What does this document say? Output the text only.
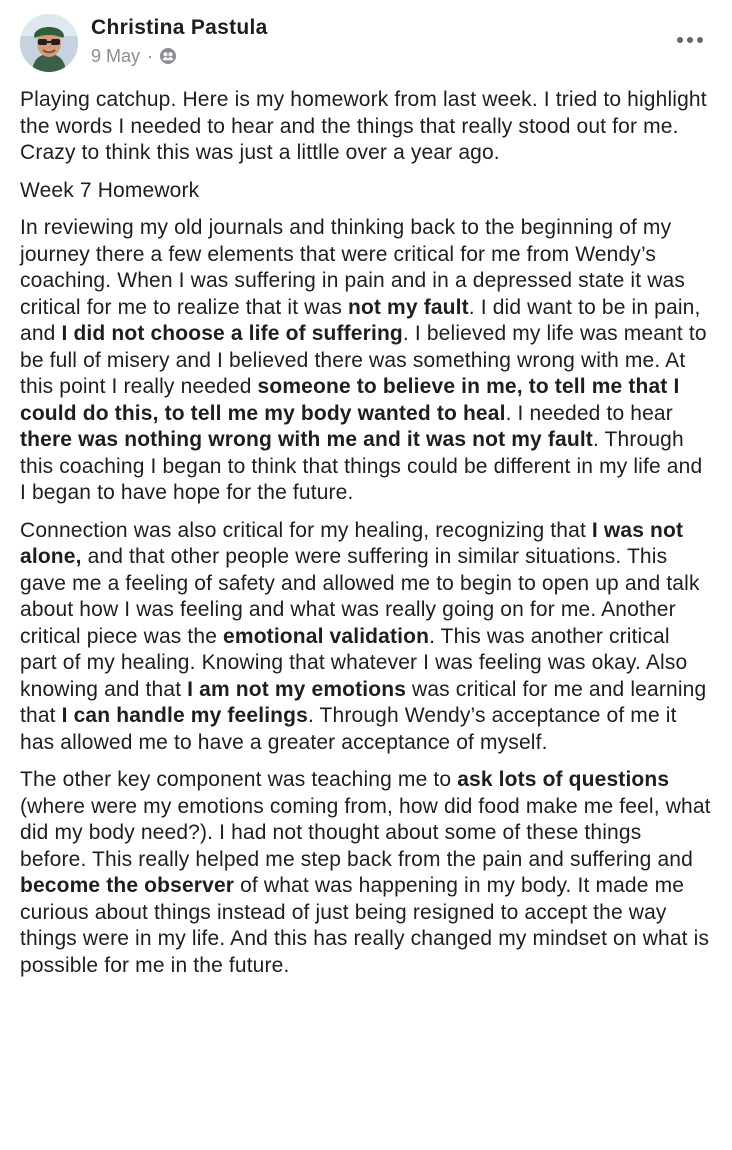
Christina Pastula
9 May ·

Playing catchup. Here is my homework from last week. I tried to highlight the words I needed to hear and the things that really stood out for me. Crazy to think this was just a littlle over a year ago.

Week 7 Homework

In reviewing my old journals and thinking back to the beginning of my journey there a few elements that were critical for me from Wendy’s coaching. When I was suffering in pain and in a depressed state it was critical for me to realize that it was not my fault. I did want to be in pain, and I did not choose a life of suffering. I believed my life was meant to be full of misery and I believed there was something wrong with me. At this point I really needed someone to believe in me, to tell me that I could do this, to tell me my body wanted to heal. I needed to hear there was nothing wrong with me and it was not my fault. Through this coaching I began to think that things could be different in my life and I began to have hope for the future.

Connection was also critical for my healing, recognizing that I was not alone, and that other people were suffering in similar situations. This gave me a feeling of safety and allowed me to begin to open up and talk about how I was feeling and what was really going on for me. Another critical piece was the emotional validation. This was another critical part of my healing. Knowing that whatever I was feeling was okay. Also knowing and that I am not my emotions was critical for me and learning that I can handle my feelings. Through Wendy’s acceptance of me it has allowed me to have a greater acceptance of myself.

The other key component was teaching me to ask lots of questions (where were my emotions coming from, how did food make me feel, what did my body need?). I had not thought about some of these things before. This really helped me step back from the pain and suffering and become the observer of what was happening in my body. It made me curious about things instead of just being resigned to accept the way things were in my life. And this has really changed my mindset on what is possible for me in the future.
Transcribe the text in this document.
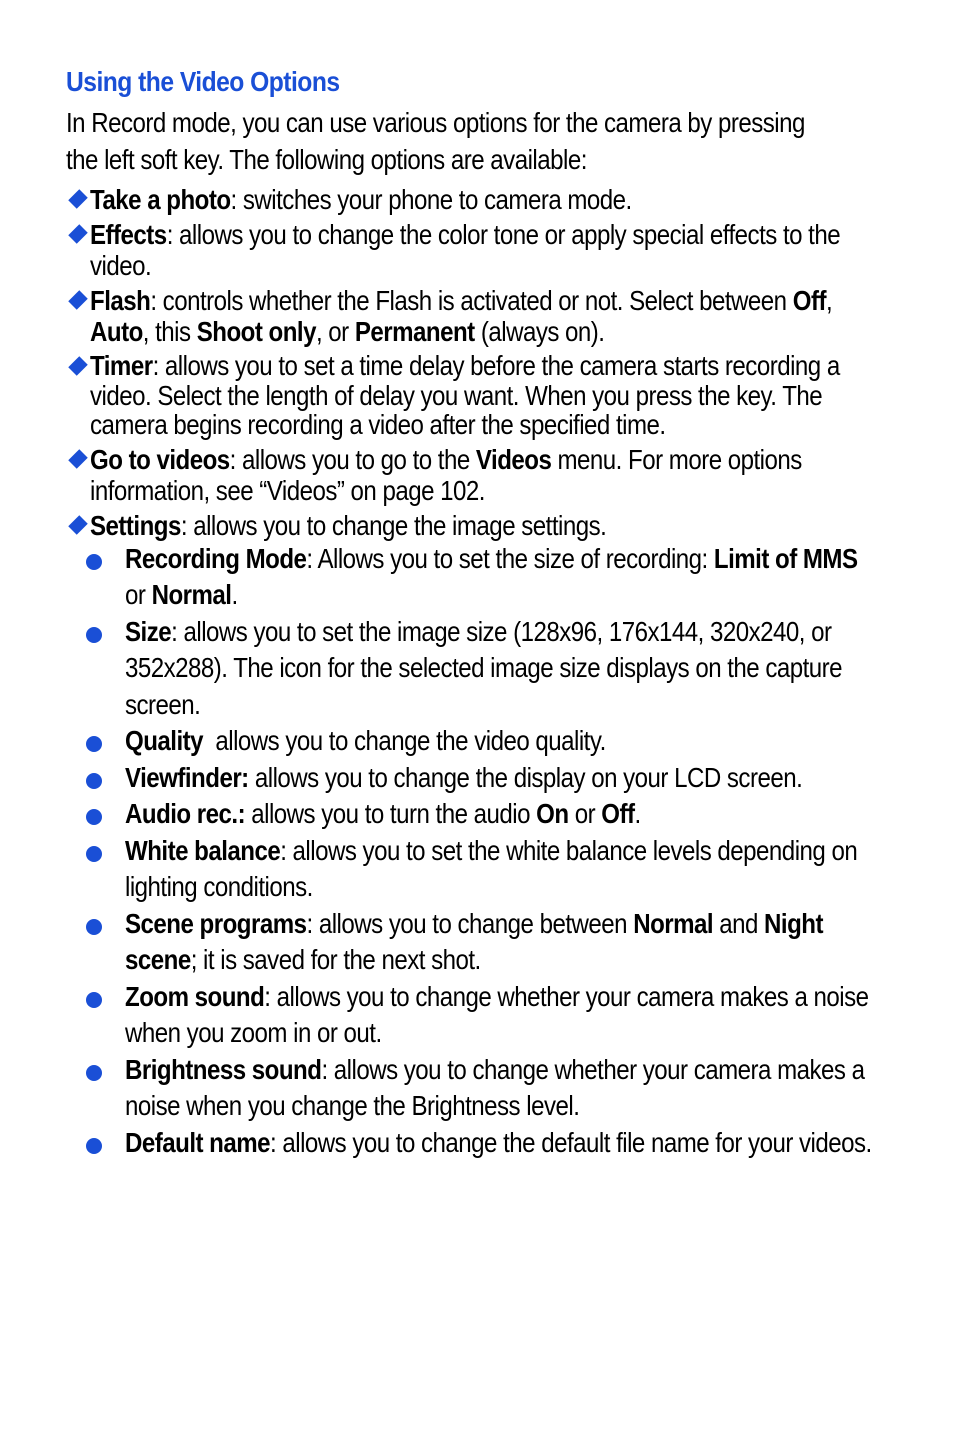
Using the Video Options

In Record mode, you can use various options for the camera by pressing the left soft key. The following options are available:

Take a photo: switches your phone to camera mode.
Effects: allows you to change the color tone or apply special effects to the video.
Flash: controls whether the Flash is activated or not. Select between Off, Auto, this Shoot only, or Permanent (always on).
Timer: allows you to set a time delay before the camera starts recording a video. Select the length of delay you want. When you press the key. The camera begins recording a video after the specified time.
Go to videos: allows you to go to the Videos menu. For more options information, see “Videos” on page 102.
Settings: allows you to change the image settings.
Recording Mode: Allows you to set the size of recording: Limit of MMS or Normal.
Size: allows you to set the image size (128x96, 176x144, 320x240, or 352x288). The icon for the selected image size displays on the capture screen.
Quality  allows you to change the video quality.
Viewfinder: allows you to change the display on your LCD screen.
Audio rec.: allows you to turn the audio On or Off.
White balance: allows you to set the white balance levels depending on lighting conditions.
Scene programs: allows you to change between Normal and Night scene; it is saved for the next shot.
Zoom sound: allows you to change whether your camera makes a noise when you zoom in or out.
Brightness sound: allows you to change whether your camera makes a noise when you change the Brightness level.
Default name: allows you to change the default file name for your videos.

──────────────────────────────

◆ **TASK TO CARRY OUT**:
Keep only those lines of the records that hold "sound", and return them.

◆ **RESPONSE FOR THIS EXERCISE**:
Zoom sound: allows you to change whether your camera makes a noise when you zoom in or out.
Brightness sound: allows you to change whether your camera makes a noise when you change the Brightness level.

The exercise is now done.